• STATED EXERCISE: Convert the lines starting with the one that contains "Patent image size: (1403, 765)." and going on through the one that contains "The back surface center" into a Markdown table with two columns, Number and Line text, leaving out any blank lines.

• Collected data:
========================================================================

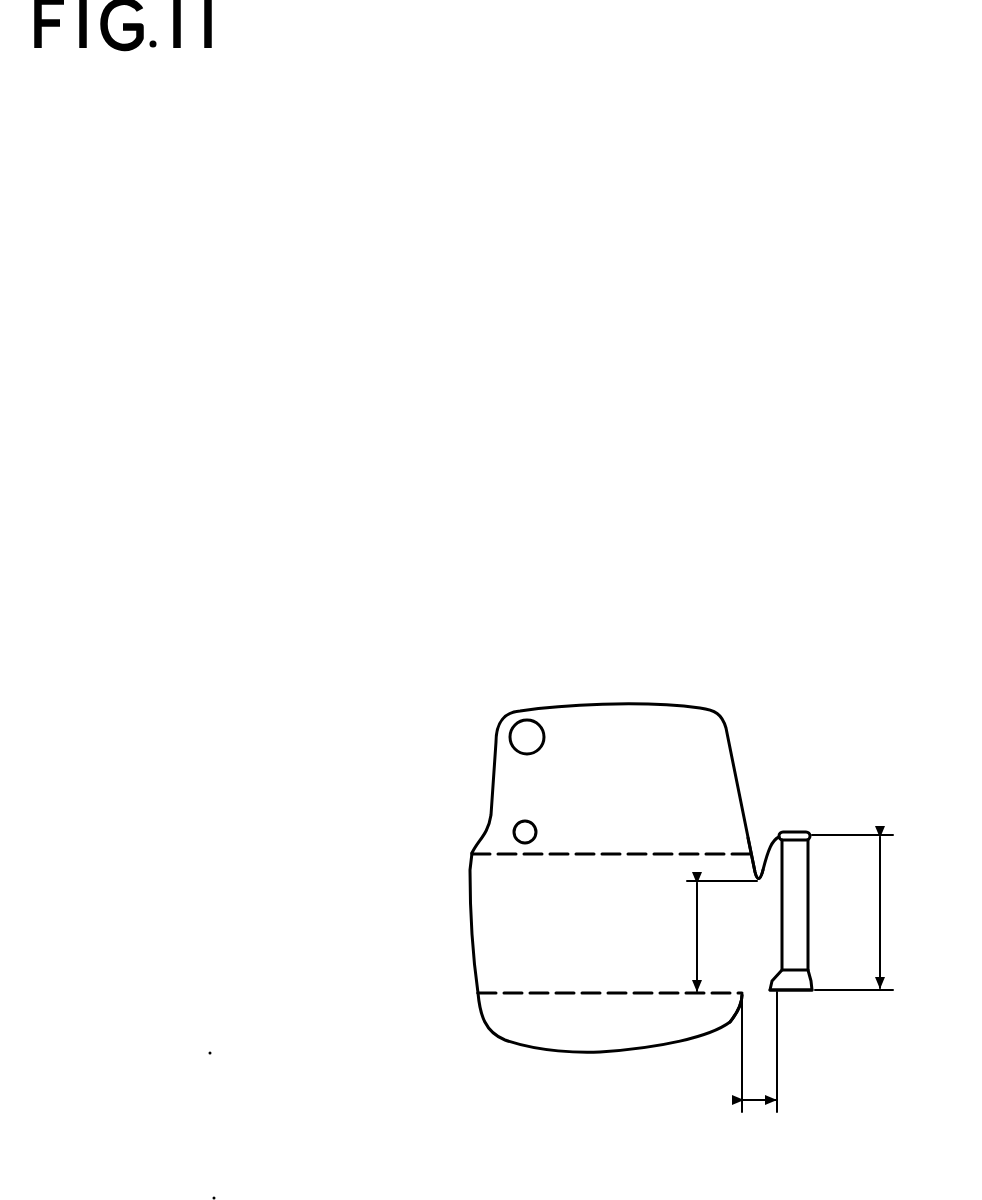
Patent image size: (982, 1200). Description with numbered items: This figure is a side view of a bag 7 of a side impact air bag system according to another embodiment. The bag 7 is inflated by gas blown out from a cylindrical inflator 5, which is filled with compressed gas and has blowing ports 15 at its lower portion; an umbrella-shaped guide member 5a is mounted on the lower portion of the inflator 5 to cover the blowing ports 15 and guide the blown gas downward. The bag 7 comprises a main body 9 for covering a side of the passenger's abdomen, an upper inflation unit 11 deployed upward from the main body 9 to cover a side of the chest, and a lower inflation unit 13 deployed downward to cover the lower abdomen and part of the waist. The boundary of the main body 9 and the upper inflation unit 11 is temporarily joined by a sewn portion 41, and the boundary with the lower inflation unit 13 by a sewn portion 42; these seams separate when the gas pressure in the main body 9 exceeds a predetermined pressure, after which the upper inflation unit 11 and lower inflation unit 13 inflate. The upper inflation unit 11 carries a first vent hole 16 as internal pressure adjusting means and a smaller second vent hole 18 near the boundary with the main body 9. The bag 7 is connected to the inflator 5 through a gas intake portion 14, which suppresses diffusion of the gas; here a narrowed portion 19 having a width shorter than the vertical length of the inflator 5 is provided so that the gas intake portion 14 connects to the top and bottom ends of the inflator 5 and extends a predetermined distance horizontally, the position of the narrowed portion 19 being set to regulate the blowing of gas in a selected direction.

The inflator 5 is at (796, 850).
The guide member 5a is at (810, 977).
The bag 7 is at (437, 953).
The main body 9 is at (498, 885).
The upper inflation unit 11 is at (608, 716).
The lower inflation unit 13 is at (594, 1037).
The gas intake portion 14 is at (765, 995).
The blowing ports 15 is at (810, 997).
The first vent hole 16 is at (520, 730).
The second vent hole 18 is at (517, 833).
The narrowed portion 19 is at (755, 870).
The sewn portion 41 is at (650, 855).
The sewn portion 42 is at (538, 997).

========================================================================

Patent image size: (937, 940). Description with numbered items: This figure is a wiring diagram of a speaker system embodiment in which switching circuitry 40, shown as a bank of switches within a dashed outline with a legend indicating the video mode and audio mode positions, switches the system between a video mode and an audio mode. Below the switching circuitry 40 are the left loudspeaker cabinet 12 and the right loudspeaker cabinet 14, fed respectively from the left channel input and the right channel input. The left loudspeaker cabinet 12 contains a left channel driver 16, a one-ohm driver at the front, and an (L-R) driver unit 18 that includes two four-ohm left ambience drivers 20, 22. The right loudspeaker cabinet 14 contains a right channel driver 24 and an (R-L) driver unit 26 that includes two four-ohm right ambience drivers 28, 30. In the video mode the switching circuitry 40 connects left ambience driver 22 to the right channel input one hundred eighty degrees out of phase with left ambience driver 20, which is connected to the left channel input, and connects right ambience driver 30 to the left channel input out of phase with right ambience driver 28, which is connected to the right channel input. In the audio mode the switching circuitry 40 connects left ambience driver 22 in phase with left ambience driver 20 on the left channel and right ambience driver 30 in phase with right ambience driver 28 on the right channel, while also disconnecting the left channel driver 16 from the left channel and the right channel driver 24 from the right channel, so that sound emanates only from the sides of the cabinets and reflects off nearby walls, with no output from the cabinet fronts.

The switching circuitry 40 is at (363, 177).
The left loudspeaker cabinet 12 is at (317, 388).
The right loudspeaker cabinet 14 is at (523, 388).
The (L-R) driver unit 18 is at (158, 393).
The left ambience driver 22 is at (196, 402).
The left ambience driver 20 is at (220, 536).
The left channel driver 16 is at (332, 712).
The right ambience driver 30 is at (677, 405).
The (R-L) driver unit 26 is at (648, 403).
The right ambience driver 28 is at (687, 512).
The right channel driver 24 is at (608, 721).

========================================================================

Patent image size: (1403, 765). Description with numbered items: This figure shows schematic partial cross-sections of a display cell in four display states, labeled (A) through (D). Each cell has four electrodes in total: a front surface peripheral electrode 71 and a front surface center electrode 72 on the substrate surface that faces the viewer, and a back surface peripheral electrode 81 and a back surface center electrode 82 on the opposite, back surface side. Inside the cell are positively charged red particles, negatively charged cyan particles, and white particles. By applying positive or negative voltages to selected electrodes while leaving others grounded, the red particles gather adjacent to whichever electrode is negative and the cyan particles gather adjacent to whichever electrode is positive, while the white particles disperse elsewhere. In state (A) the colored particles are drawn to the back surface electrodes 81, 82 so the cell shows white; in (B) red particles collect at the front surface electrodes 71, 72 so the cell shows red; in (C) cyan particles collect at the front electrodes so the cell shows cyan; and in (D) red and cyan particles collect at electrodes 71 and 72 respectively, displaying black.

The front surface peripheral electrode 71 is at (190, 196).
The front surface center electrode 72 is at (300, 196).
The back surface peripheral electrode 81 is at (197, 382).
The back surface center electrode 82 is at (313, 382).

========================================================================

• WRITTEN RESPONSE:
| Number | Line text |
|---|---|
| 1 | Patent image size: (1403, 765). Description with numbered items: This figure shows schematic partial cross-sections of a display cell in four display states, labeled (A) through (D). Each cell has four electrodes in total: a front surface peripheral electrode 71 and a front surface center electrode 72 on the substrate surface that faces the viewer, and a back surface peripheral electrode 81 and a back surface center electrode 82 on the opposite, back surface side. Inside the cell are positively charged red particles, negatively charged cyan particles, and white particles. By applying positive or negative voltages to selected electrodes while leaving others grounded, the red particles gather adjacent to whichever electrode is negative and the cyan particles gather adjacent to whichever electrode is positive, while the white particles disperse elsewhere. In state (A) the colored particles are drawn to the back surface electrodes 81, 82 so the cell shows white; in (B) red particles collect at the front surface electrodes 71, 72 so the cell shows red; in (C) cyan particles collect at the front electrodes so the cell shows cyan; and in (D) red and cyan particles collect at electrodes 71 and 72 respectively, displaying black. |
| 2 | The front surface peripheral electrode 71 is at (190, 196). |
| 3 | The front surface center electrode 72 is at (300, 196). |
| 4 | The back surface peripheral electrode 81 is at (197, 382). |
| 5 | The back surface center electrode 82 is at (313, 382). |